**TO BE DONE**: Return all of the lines below exactly as they are.

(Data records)
·····
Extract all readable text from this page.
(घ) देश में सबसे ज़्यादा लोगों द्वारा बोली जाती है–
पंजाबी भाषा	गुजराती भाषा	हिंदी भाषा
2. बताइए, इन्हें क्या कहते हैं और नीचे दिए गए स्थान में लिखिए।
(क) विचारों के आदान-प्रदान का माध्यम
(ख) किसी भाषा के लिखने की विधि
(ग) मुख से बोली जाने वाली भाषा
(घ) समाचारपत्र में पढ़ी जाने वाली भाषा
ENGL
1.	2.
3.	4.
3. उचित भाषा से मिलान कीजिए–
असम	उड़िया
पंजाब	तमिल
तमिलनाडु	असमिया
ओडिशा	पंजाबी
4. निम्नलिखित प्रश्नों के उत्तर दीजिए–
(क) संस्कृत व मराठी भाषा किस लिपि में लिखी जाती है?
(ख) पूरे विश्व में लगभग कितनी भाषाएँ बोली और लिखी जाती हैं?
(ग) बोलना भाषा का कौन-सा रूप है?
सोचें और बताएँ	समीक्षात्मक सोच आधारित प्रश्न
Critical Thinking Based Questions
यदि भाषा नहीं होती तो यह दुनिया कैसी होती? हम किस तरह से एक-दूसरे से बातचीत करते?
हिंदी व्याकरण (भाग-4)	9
·····
**ANSWER TO THIS EXERCISE**:
Extract all readable text from this page.
(घ) देश में सबसे ज़्यादा लोगों द्वारा बोली जाती है–
पंजाबी भाषा	गुजराती भाषा	हिंदी भाषा
2. बताइए, इन्हें क्या कहते हैं और नीचे दिए गए स्थान में लिखिए।
(क) विचारों के आदान-प्रदान का माध्यम
(ख) किसी भाषा के लिखने की विधि
(ग) मुख से बोली जाने वाली भाषा
(घ) समाचारपत्र में पढ़ी जाने वाली भाषा
ENGL
1.	2.
3.	4.
3. उचित भाषा से मिलान कीजिए–
असम	उड़िया
पंजाब	तमिल
तमिलनाडु	असमिया
ओडिशा	पंजाबी
4. निम्नलिखित प्रश्नों के उत्तर दीजिए–
(क) संस्कृत व मराठी भाषा किस लिपि में लिखी जाती है?
(ख) पूरे विश्व में लगभग कितनी भाषाएँ बोली और लिखी जाती हैं?
(ग) बोलना भाषा का कौन-सा रूप है?
सोचें और बताएँ	समीक्षात्मक सोच आधारित प्रश्न
Critical Thinking Based Questions
यदि भाषा नहीं होती तो यह दुनिया कैसी होती? हम किस तरह से एक-दूसरे से बातचीत करते?
हिंदी व्याकरण (भाग-4)	9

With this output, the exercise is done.